§ **GIVEN RECORDS**
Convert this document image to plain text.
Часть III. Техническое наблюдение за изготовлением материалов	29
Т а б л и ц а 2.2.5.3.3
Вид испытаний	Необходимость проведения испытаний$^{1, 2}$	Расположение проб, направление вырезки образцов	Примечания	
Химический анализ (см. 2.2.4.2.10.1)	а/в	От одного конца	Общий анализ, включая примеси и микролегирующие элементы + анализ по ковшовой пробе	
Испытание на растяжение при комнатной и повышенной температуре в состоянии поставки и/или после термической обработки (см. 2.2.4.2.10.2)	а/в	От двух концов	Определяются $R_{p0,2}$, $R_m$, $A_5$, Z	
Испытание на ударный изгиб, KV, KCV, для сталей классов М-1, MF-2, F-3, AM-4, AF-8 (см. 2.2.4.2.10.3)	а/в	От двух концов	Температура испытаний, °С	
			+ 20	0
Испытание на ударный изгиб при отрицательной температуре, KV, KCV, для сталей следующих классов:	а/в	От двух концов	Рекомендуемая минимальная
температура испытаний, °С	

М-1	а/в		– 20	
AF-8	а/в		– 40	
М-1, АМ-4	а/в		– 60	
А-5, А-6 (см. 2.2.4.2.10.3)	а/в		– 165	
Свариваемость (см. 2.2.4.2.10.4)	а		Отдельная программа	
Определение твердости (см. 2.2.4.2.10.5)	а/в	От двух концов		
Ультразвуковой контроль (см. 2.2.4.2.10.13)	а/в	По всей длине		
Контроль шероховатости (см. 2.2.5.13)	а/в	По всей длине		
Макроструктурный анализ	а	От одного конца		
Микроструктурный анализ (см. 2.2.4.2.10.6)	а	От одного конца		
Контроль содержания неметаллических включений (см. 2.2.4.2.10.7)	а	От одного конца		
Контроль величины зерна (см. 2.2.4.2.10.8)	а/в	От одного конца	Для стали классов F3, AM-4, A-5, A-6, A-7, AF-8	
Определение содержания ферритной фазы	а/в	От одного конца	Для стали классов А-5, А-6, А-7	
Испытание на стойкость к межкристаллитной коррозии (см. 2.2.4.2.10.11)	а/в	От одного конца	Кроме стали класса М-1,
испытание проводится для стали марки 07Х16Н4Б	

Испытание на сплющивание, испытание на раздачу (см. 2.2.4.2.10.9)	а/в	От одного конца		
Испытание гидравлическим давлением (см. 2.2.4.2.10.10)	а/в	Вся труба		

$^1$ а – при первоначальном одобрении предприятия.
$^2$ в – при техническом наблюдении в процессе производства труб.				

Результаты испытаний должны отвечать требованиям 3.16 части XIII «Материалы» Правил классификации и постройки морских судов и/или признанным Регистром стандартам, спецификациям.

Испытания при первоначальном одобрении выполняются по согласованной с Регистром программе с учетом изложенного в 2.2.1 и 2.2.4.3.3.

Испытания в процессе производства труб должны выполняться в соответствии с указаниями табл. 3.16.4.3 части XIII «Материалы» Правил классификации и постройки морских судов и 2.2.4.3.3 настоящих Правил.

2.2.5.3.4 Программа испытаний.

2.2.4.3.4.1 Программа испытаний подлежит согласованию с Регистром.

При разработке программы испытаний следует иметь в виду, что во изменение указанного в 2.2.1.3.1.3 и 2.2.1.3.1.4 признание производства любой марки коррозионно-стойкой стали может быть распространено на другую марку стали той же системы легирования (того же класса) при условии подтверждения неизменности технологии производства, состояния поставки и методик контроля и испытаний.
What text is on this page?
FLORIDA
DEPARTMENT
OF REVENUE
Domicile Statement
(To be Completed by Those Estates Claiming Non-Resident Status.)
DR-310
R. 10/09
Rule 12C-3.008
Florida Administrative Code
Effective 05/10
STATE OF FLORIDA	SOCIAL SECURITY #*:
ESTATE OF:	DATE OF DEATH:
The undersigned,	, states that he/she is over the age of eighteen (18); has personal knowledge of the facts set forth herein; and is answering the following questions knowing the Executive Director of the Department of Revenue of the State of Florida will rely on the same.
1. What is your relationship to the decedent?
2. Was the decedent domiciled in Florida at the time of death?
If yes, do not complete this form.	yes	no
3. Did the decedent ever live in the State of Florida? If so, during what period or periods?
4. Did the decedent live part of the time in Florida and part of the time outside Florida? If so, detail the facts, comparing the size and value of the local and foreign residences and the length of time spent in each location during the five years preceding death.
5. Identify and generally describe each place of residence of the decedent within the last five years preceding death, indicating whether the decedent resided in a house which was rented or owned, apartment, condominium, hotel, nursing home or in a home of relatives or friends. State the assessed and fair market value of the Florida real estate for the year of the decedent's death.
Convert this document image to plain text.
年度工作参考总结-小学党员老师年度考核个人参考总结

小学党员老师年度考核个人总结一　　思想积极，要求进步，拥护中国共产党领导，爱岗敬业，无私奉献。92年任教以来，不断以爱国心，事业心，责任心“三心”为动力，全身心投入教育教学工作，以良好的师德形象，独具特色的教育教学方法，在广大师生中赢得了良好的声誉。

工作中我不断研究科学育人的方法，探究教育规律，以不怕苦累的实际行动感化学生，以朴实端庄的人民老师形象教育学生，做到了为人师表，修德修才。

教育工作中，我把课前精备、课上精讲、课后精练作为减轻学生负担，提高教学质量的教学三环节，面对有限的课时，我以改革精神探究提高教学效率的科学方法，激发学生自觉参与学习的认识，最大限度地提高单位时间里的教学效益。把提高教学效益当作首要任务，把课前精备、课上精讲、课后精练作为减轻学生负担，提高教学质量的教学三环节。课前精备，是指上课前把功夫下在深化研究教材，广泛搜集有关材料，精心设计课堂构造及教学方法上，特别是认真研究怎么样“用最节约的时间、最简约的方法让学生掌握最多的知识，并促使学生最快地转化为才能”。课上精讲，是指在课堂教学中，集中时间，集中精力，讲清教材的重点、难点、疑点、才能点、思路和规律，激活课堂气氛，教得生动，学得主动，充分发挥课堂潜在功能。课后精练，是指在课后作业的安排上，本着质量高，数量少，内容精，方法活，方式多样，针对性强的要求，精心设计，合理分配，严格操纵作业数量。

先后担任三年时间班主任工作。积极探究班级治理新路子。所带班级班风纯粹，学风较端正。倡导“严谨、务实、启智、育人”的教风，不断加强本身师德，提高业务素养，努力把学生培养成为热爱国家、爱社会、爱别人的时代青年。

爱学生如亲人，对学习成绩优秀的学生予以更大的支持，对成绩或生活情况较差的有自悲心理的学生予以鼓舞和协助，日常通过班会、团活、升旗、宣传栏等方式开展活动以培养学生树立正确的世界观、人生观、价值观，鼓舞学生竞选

§ **WRITTEN TASK**
In the entries above, count each line with "time"; reply with the total only.

§ **WRITTEN ANSWER**
2